— START PROVIDED RECORDS —

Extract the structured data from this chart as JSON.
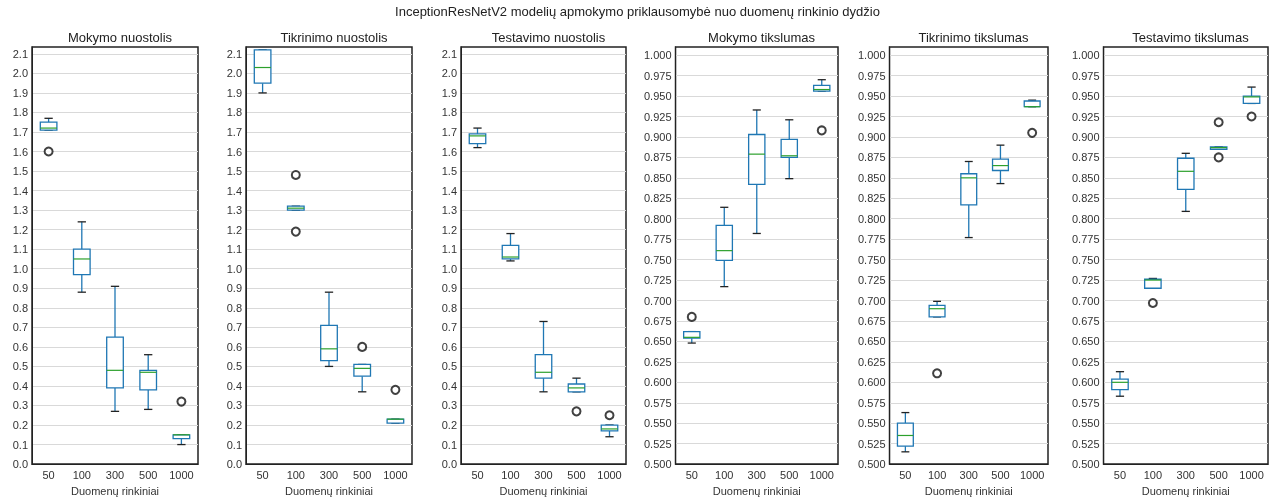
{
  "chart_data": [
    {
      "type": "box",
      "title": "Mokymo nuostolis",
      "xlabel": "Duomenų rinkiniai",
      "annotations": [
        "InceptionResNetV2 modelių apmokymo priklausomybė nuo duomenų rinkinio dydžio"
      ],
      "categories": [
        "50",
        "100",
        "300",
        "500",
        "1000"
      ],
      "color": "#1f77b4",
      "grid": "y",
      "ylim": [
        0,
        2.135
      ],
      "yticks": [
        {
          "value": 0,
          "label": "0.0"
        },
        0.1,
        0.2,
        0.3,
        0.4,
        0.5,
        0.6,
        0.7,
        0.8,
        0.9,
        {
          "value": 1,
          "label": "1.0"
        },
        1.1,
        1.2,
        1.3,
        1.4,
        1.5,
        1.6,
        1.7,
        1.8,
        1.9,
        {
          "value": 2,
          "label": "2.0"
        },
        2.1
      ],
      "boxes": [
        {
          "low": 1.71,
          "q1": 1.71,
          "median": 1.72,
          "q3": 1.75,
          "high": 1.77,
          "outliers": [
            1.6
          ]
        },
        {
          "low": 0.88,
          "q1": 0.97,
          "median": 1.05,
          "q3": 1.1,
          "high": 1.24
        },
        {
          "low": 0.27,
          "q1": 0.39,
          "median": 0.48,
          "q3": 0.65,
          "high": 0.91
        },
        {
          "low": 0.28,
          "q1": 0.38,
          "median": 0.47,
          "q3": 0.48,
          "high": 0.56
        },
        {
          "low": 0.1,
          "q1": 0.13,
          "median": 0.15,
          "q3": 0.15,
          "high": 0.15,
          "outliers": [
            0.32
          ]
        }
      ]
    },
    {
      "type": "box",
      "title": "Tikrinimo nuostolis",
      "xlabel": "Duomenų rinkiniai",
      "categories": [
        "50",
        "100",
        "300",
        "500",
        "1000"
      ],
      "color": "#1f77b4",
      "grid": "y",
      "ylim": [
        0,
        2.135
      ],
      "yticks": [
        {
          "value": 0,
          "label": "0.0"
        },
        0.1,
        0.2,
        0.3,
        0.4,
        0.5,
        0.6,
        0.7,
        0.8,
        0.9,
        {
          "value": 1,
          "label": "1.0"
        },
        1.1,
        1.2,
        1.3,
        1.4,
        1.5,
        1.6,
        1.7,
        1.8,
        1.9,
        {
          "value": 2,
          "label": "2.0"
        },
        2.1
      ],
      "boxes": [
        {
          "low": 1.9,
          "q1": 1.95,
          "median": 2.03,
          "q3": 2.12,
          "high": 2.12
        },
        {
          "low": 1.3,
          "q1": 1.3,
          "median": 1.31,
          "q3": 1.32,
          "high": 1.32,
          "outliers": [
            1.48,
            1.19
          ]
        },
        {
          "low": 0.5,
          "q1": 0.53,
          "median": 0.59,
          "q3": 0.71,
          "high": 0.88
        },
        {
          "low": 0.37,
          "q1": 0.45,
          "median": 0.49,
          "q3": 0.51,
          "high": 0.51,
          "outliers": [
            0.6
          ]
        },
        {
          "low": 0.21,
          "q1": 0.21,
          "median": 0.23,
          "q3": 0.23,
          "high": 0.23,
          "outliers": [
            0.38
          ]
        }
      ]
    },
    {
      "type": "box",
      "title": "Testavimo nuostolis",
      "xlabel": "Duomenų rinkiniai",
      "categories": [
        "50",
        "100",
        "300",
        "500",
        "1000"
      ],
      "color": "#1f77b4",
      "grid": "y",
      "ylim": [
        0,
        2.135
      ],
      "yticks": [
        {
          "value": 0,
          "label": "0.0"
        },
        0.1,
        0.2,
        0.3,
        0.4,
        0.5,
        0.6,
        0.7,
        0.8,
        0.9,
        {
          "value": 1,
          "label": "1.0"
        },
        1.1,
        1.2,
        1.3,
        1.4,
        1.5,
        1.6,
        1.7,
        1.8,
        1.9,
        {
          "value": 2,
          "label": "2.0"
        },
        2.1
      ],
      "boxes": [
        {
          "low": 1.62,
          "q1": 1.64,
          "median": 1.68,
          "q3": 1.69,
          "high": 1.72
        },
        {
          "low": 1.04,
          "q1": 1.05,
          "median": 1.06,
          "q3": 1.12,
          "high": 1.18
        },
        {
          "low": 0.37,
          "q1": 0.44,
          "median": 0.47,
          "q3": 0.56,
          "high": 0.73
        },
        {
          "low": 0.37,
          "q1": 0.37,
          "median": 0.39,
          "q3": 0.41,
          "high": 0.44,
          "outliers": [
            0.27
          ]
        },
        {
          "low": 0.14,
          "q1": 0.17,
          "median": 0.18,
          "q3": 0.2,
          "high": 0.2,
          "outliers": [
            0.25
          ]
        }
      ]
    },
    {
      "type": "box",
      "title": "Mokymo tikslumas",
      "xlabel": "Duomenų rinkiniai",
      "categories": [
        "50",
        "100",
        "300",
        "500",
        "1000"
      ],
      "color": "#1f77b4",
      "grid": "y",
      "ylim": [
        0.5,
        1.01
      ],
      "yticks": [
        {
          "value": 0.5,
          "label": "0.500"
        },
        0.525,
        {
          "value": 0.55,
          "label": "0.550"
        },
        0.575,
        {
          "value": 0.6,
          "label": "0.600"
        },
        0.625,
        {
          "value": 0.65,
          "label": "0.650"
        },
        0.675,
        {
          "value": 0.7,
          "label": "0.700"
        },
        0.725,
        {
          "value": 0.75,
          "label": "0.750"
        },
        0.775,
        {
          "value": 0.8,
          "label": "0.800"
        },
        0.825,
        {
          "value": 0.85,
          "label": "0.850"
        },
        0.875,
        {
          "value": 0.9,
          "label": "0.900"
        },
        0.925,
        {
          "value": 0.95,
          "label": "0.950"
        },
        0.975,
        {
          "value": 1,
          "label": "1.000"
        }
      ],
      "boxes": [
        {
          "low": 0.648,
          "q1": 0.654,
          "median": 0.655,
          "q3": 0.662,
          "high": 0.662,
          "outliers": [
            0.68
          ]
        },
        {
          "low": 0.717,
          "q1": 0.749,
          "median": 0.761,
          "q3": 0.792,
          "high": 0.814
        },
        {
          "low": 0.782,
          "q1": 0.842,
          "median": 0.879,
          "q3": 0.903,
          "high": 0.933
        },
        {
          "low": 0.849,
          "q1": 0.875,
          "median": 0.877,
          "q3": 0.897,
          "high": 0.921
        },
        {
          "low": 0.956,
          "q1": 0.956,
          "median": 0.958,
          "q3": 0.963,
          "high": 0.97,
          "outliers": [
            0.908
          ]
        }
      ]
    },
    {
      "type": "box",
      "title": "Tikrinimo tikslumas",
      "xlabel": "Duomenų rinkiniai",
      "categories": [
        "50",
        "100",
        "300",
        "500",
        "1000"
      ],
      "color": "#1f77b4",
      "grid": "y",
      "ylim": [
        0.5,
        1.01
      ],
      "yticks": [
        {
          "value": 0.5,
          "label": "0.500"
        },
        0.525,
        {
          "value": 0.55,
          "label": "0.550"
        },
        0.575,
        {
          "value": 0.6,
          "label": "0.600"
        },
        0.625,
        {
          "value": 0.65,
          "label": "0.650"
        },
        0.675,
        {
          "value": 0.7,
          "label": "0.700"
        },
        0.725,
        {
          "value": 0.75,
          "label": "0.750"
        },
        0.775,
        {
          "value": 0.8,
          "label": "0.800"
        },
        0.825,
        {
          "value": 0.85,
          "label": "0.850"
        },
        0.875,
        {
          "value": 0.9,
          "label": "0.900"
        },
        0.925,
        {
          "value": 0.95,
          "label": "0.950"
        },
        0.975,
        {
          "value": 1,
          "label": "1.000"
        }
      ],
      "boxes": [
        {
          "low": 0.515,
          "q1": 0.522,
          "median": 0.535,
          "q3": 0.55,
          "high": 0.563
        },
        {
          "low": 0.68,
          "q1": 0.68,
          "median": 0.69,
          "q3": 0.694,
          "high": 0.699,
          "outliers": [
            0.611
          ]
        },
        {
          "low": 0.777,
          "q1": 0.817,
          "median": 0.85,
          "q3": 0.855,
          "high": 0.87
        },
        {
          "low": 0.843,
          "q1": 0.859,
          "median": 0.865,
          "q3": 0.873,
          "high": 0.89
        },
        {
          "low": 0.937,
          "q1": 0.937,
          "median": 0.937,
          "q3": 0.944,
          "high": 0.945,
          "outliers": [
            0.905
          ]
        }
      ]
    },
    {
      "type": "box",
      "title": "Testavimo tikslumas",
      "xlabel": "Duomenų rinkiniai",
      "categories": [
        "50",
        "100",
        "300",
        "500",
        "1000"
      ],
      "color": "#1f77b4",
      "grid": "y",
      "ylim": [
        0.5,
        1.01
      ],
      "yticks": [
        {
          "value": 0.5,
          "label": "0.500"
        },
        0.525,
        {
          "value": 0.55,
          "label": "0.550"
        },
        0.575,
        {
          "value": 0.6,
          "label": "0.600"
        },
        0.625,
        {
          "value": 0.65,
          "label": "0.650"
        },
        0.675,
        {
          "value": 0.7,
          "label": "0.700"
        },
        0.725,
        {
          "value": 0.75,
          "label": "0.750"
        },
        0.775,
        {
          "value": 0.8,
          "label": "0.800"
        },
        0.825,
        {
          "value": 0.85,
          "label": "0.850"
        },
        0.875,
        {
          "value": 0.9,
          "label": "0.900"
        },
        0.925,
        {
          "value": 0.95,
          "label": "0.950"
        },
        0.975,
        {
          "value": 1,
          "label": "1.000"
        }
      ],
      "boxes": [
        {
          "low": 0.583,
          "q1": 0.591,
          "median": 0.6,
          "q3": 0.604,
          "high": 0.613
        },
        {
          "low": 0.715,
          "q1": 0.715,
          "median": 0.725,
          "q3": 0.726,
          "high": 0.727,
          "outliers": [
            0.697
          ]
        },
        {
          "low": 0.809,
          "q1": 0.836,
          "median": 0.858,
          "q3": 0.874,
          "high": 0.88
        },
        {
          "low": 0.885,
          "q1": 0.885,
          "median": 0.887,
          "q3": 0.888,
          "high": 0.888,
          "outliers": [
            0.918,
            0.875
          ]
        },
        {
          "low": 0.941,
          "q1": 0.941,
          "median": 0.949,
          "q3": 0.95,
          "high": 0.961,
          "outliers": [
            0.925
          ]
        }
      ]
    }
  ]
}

— END PROVIDED RECORDS —
— START PROVIDED RECORDS —

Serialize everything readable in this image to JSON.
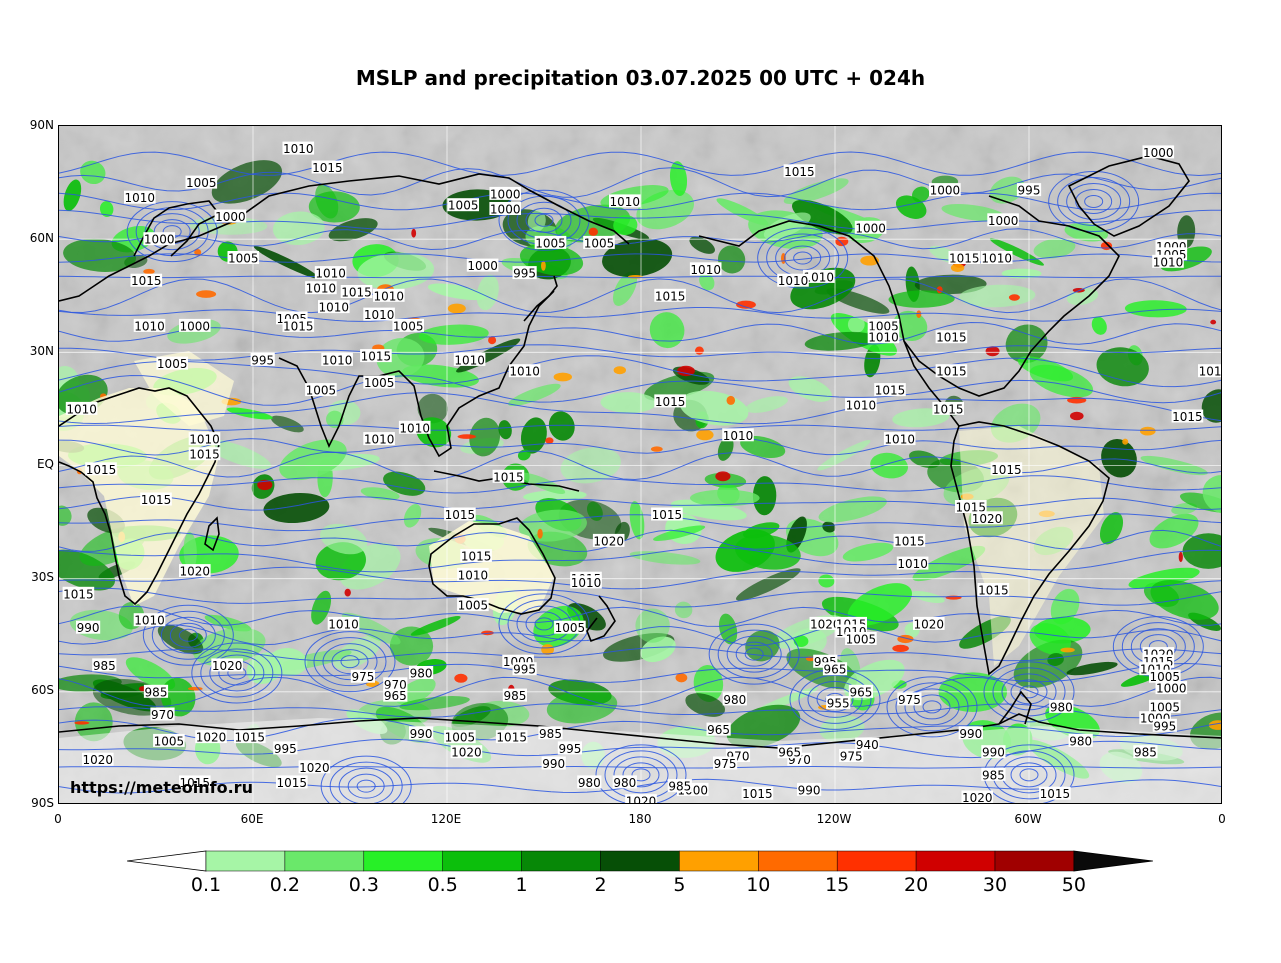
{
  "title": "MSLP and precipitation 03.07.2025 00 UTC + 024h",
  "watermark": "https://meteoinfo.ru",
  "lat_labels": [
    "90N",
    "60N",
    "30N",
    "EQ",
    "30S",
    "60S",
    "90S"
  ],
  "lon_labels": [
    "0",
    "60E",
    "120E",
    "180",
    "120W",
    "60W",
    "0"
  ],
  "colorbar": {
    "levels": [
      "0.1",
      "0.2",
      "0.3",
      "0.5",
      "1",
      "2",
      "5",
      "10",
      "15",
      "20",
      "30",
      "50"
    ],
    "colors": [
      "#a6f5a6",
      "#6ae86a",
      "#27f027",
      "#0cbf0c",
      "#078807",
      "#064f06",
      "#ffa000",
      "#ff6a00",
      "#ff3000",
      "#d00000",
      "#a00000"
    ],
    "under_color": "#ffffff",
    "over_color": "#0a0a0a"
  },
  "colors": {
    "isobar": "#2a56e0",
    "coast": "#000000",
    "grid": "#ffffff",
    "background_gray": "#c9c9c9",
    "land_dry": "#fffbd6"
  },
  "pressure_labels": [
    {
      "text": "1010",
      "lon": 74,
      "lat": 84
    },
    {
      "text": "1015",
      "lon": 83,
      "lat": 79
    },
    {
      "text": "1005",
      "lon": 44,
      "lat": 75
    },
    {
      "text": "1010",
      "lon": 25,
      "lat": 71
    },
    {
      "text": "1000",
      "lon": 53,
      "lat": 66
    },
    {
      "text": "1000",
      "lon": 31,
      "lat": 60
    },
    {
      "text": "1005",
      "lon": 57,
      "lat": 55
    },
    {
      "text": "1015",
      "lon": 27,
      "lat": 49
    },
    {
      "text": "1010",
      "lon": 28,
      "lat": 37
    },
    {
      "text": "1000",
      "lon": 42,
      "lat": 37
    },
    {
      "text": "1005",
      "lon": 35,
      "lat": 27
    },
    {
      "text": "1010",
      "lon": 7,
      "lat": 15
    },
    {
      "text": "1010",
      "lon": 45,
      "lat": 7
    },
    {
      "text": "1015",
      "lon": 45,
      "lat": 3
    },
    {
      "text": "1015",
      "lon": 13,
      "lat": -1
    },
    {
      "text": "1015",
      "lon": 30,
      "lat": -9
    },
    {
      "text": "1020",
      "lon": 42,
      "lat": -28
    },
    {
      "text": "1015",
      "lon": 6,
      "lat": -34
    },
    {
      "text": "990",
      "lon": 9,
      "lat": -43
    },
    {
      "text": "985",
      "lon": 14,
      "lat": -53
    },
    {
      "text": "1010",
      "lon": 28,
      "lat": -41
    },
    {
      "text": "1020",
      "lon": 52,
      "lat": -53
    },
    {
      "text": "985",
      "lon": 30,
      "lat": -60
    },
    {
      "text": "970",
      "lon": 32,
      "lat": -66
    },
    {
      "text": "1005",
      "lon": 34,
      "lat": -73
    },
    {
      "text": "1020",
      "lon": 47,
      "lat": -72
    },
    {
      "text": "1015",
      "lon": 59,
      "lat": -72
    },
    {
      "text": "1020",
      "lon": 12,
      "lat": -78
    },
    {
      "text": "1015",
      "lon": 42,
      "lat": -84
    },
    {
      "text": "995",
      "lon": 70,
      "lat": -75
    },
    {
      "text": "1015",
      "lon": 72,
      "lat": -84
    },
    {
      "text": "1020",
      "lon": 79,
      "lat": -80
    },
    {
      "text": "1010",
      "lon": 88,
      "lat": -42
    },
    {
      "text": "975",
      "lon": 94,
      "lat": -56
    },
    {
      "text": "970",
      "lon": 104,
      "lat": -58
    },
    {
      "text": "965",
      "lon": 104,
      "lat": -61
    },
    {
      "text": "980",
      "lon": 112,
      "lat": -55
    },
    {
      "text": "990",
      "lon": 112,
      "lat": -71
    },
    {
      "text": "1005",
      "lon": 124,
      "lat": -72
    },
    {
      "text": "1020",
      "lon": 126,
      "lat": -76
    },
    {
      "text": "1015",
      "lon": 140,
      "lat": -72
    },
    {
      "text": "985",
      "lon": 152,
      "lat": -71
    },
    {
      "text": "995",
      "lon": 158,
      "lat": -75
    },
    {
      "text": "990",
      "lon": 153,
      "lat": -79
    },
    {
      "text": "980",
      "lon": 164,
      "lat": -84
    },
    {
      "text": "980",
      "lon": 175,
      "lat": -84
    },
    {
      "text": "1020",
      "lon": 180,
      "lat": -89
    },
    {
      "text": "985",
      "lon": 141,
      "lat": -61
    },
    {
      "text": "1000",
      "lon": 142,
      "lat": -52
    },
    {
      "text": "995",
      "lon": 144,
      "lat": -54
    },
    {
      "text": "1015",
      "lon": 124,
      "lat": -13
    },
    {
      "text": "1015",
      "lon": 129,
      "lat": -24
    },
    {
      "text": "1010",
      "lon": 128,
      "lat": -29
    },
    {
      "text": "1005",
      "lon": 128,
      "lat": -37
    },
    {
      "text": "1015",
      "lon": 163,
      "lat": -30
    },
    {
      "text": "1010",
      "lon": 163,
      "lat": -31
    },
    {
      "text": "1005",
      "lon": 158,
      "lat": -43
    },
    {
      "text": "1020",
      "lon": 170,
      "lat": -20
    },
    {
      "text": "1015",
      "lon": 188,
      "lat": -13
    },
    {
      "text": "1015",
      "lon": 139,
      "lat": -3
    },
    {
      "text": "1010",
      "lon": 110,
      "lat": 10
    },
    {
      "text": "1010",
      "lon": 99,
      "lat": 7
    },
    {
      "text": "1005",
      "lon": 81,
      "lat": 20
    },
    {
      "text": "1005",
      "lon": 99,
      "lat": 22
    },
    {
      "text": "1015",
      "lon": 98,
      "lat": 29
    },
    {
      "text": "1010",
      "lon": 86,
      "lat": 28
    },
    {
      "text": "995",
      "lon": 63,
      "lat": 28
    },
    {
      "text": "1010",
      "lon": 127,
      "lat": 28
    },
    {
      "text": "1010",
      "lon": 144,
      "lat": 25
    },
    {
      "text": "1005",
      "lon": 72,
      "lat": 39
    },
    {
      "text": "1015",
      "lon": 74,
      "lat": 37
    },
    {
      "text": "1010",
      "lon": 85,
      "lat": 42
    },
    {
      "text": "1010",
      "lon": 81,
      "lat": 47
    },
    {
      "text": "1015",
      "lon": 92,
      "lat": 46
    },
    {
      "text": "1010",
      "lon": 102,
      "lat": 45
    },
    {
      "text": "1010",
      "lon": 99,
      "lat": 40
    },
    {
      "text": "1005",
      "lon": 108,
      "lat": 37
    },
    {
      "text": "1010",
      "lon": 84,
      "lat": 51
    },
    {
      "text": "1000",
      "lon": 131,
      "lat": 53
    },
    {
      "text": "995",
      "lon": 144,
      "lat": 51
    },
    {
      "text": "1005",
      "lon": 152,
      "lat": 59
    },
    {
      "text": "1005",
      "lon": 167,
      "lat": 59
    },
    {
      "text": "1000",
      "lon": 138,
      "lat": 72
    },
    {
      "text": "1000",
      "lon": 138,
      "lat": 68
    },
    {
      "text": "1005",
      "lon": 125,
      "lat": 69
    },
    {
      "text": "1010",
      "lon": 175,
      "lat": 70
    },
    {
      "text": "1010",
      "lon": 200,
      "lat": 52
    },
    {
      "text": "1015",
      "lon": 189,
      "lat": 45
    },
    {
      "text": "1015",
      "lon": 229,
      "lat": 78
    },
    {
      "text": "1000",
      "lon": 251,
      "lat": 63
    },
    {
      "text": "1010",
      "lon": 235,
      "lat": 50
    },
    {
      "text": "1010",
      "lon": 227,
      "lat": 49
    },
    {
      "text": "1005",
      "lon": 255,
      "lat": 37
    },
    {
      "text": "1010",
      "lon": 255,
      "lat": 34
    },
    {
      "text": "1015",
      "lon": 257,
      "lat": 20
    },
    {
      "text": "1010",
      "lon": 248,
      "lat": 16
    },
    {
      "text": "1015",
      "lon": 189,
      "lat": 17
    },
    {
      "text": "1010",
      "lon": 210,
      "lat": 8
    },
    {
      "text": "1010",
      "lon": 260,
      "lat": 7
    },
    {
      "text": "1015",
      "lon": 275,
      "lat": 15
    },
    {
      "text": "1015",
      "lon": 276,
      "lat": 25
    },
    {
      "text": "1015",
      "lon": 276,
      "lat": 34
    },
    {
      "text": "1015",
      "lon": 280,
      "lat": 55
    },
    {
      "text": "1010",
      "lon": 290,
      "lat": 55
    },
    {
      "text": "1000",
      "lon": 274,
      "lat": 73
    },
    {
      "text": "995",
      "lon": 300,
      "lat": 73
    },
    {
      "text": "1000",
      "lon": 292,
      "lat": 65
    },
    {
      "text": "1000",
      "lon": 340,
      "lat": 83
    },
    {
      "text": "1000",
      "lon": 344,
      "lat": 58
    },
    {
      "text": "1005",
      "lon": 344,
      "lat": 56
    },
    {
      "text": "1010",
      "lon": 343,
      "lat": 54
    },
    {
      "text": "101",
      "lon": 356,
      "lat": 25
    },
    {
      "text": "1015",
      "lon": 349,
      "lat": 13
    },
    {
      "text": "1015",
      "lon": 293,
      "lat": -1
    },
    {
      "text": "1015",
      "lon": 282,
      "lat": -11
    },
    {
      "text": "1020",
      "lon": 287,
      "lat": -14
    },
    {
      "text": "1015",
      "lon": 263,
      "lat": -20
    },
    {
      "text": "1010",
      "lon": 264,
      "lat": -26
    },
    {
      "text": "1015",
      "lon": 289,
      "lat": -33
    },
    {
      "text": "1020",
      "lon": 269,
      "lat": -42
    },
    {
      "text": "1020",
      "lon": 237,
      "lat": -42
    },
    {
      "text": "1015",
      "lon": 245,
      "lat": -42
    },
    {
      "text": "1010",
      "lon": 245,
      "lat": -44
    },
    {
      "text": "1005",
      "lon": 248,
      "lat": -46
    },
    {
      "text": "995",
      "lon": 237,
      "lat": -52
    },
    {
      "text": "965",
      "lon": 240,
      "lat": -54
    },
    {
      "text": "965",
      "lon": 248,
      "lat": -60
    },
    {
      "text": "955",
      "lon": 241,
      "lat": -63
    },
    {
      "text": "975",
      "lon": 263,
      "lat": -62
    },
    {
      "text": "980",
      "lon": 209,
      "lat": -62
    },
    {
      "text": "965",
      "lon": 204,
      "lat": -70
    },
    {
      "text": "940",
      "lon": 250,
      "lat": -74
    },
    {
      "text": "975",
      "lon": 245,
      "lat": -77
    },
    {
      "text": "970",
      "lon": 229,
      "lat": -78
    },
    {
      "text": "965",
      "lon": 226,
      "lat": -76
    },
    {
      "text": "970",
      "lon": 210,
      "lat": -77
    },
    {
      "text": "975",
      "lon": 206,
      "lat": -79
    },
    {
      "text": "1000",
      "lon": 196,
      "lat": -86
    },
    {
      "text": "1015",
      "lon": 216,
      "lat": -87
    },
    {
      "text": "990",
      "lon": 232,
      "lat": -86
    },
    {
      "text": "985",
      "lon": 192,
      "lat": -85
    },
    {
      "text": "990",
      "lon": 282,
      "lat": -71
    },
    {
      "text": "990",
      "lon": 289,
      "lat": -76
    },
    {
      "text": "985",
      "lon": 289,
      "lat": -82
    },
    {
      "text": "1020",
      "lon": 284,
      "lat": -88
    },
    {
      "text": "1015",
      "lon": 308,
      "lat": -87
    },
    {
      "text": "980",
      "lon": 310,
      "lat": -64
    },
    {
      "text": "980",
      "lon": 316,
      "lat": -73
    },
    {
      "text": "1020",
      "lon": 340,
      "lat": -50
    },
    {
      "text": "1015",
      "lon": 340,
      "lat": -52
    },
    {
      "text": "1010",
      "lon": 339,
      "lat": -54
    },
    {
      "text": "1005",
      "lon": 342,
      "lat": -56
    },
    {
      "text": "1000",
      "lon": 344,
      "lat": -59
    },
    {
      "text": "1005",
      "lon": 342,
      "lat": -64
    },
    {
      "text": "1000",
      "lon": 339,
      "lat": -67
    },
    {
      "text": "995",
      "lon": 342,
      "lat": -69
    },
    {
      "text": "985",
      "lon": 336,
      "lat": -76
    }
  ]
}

— END PROVIDED RECORDS —

DESCRIPTION OF THE TASK |
Which lines hold the word "Tikrinimo"? Show each one.

RESPONSE |
      "title": "Tikrinimo nuostolis",
      "title": "Tikrinimo tikslumas",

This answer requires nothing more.